SHORT TASK:
Reproduce the records below in full and word for word, excluding pictures.

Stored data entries
■ ■ ■ ■

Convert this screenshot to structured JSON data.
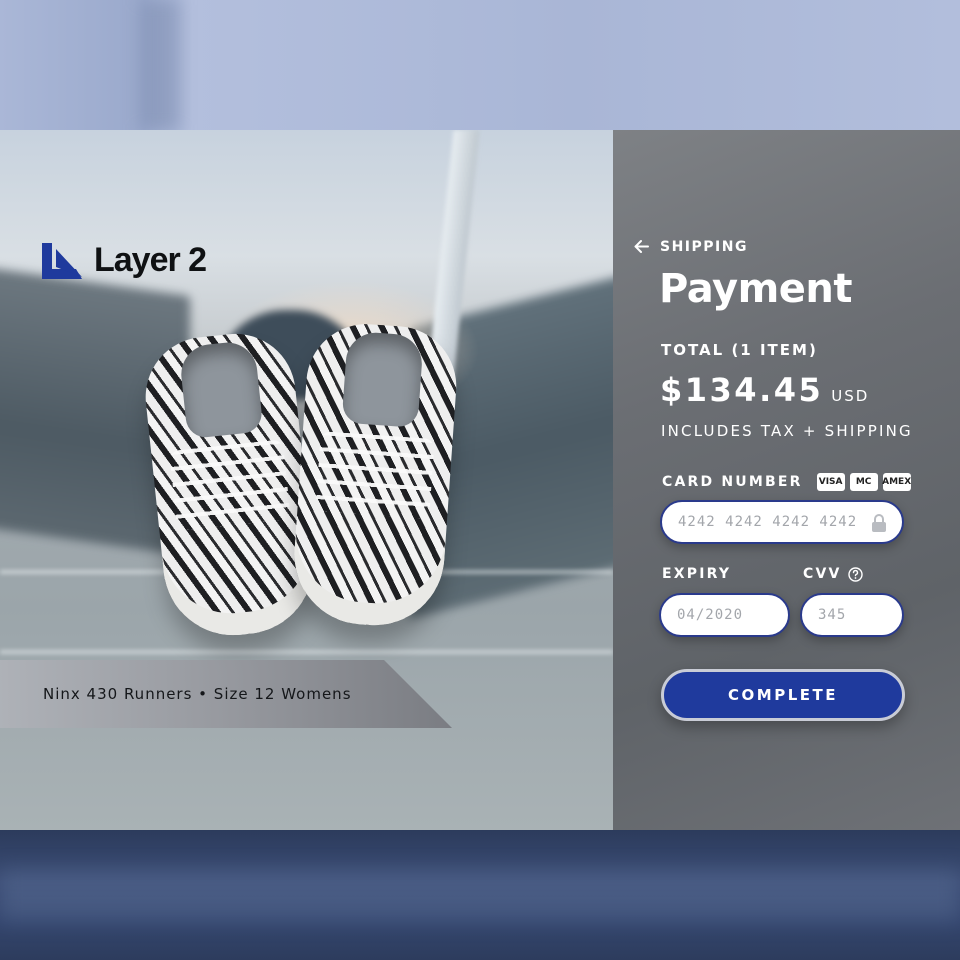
{
  "brand": {
    "name": "Layer 2",
    "logo_icon": "layer2-logo-icon",
    "color": "#1f3a9d"
  },
  "product": {
    "caption": "Ninx 430 Runners • Size 12 Womens"
  },
  "checkout": {
    "back_label": "SHIPPING",
    "back_icon": "arrow-left-icon",
    "title": "Payment",
    "total_label": "TOTAL (1 ITEM)",
    "total_amount": "$134.45",
    "currency": "USD",
    "tax_note": "INCLUDES TAX + SHIPPING",
    "card_number": {
      "label": "CARD NUMBER",
      "placeholder": "4242 4242 4242 4242",
      "accepted_cards": [
        "VISA",
        "MC",
        "AMEX"
      ]
    },
    "expiry": {
      "label": "EXPIRY",
      "placeholder": "04/2020"
    },
    "cvv": {
      "label": "CVV",
      "placeholder": "345"
    },
    "submit_label": "COMPLETE"
  },
  "colors": {
    "accent": "#1f3a9d",
    "input_border": "#2a3a8c",
    "panel": "#6b6e73"
  }
}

■ ■ ■ ■

EXERCISE OUTPUT:
Convert this screenshot to structured JSON data.
{
  "brand": {
    "name": "Layer 2",
    "logo_icon": "layer2-logo-icon",
    "color": "#1f3a9d"
  },
  "product": {
    "caption": "Ninx 430 Runners • Size 12 Womens"
  },
  "checkout": {
    "back_label": "SHIPPING",
    "back_icon": "arrow-left-icon",
    "title": "Payment",
    "total_label": "TOTAL (1 ITEM)",
    "total_amount": "$134.45",
    "currency": "USD",
    "tax_note": "INCLUDES TAX + SHIPPING",
    "card_number": {
      "label": "CARD NUMBER",
      "placeholder": "4242 4242 4242 4242",
      "accepted_cards": [
        "VISA",
        "MC",
        "AMEX"
      ]
    },
    "expiry": {
      "label": "EXPIRY",
      "placeholder": "04/2020"
    },
    "cvv": {
      "label": "CVV",
      "placeholder": "345"
    },
    "submit_label": "COMPLETE"
  },
  "colors": {
    "accent": "#1f3a9d",
    "input_border": "#2a3a8c",
    "panel": "#6b6e73"
  }
}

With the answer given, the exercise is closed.